# START OF Provided passage
Another pointless request. This guy clearly doesn’t trust our work.

What else could I expect from someone that treats us like firefighters, putting out technical fires every single day? When everything’s urgent, nothing is.

And he’s not the only one. There are several guilty parties here, dragging us into countless useless meetings, complaining about the problems of an outdated system, and demanding magic solutions in record time. We’re surrounded.

I screenshotted the conversation and shared it in the dev team’s private chat so everyone could witness the absurd request.

“Look what he’s asking for now…”

I closed my laptop and headed down to the office kitchen, trying to escape the frustration—as if it would stay trapped in the digital world. When I got there, I found Sebastian Martinez. With a simple “everything okay?” he discovered that frustration had followed me down the stairs…

“This person asked me to make him a report. Can you believe it? I’m sick of his requests, each one more ridiculous than the last. He changes our meetings, our work processes, and doesn’t listen when we propose better ways to work. And now, at five in the afternoon, he asks for a report.”
# END OF Provided passage
# START OF Dataset
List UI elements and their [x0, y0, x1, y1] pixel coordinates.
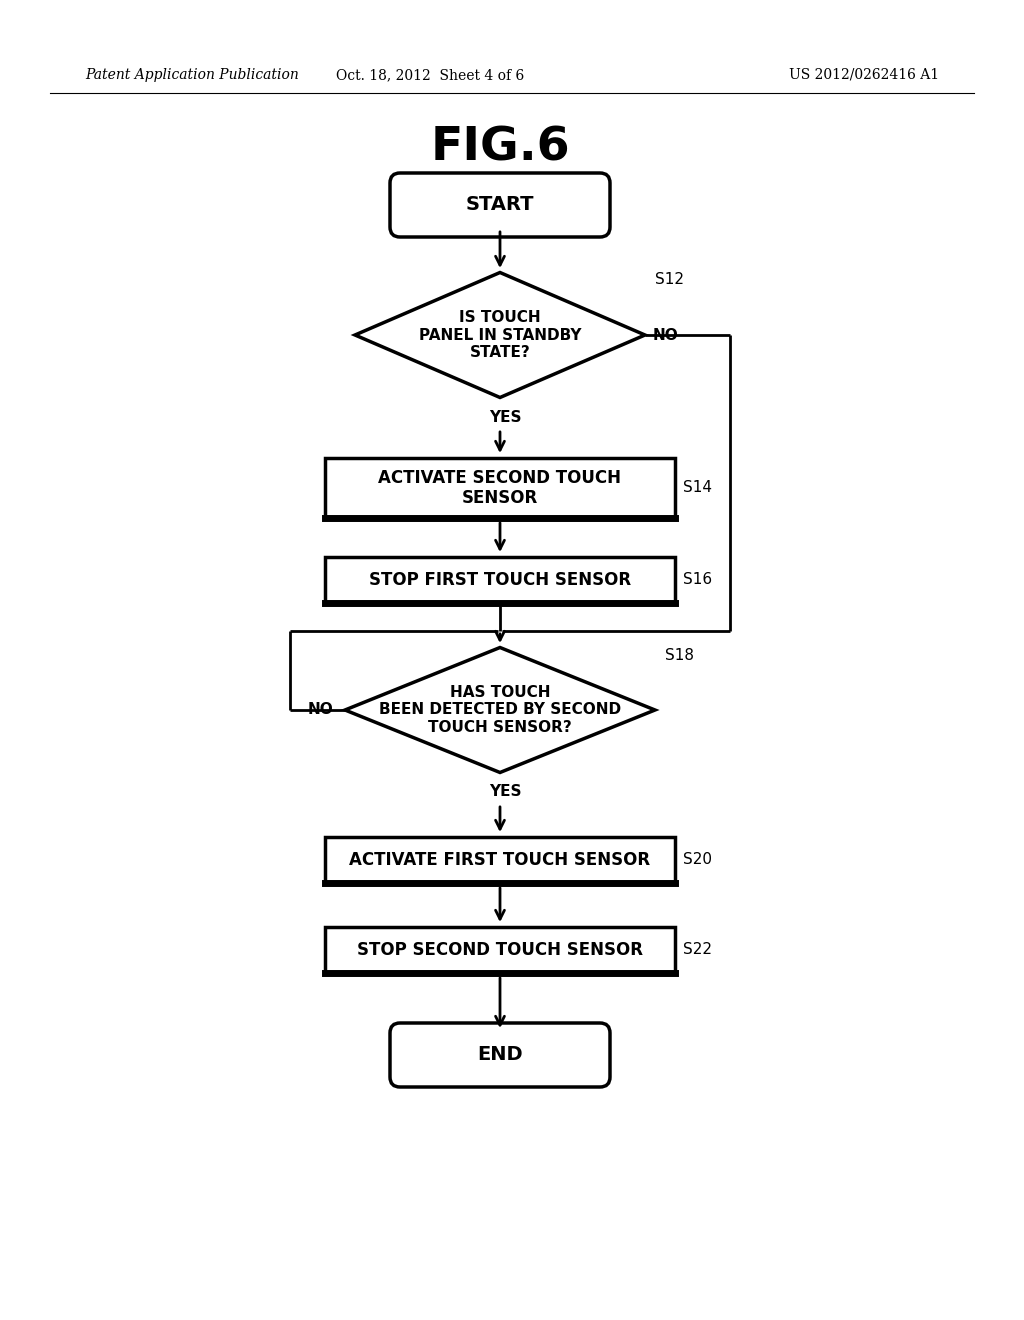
Text: STOP FIRST TOUCH SENSOR: STOP FIRST TOUCH SENSOR — [369, 572, 631, 589]
Polygon shape — [355, 272, 645, 397]
Text: US 2012/0262416 A1: US 2012/0262416 A1 — [788, 69, 939, 82]
Text: IS TOUCH
PANEL IN STANDBY
STATE?: IS TOUCH PANEL IN STANDBY STATE? — [419, 310, 582, 360]
Bar — [325, 557, 675, 603]
Bar — [325, 458, 675, 517]
Text: STOP SECOND TOUCH SENSOR: STOP SECOND TOUCH SENSOR — [357, 941, 643, 960]
Text: NO: NO — [307, 702, 333, 718]
Text: ACTIVATE SECOND TOUCH
SENSOR: ACTIVATE SECOND TOUCH SENSOR — [379, 469, 622, 507]
Text: FIG.6: FIG.6 — [430, 125, 569, 170]
Text: S16: S16 — [683, 573, 712, 587]
Polygon shape — [345, 648, 655, 772]
Bar — [325, 837, 675, 883]
FancyBboxPatch shape — [390, 1023, 610, 1086]
Text: S18: S18 — [665, 648, 694, 663]
Text: ACTIVATE FIRST TOUCH SENSOR: ACTIVATE FIRST TOUCH SENSOR — [349, 851, 650, 869]
Text: Patent Application Publication: Patent Application Publication — [85, 69, 299, 82]
Text: HAS TOUCH
BEEN DETECTED BY SECOND
TOUCH SENSOR?: HAS TOUCH BEEN DETECTED BY SECOND TOUCH … — [379, 685, 622, 735]
Text: YES: YES — [488, 784, 521, 800]
Text: Oct. 18, 2012  Sheet 4 of 6: Oct. 18, 2012 Sheet 4 of 6 — [336, 69, 524, 82]
Bar — [325, 927, 675, 973]
Text: S22: S22 — [683, 942, 712, 957]
Text: S14: S14 — [683, 480, 712, 495]
Text: YES: YES — [488, 409, 521, 425]
Text: END: END — [477, 1045, 523, 1064]
Text: START: START — [466, 195, 535, 214]
FancyBboxPatch shape — [390, 173, 610, 238]
Text: S20: S20 — [683, 853, 712, 867]
Text: NO: NO — [653, 327, 679, 342]
Text: S12: S12 — [655, 272, 684, 288]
# END OF Dataset
• Work instructions
1 > From the office story, pull out the passage that begins at the words "What else could" and ends after "time. We’re surrounded.".
2 > Answer these about the office story:
(a) Where did the narrator share the screenshot of the conversation?
(b) Whom did the narrator find in the office kitchen?
(c) At what time of day was the report requested?
3 > Write what comes next in the office story, picking up after its last sentence.

• Exercise responses
1 >
What else could I expect from someone that treats us like firefighters, putting out technical fires every single day? When everything’s urgent, nothing is.

And he’s not the only one. There are several guilty parties here, dragging us into countless useless meetings, complaining about the problems of an outdated system, and demanding magic solutions in record time. We’re surrounded.

2 >
(a) In the dev team's private chat.
(b) Sebastian Martinez.
(c) At five in the afternoon.

3 >
Sebastian, leaning against the counter, looked down at the apple he was eating. With his knife, he cut a slice and held it suspended between his thumb and the blade, ready to eat. He looked up, curious, let three seconds pass, and asked:

“How crazy is that request?”

I went quiet for a few seconds. It was like a switch flipped in my brain, and suddenly I could see light where there had only been darkness. There was nothing strange about the request. It was just a report. A simple report.

But somehow, I couldn’t see it that way…

“Negative thoughts compound. The more you think of yourself as useless, stupid, or ugly, the more you condition yourself to interpret life that way. You get trapped in a loop. The same thing happens with how you think about others. Once you fall into the habit of seeing people as angry, unfair, or selfish, you start seeing those kinds of people everywhere.” — James Clear (Atomic Habits)

I’d convinced myself this person was against us.

Everything he decided was meant to hurt the team somehow. He didn’t want us around.

But as James Clear says, when you get used to seeing people a certain way, you start seeing signs of it in everything they do. If you think someone hates you, you’ll read all their messages with an aggressive tone. If you believe they don’t trust you, you’ll feel an interrogation in every conversationThe danger is that this thought loop, whether positive or negative, can be completely wrong.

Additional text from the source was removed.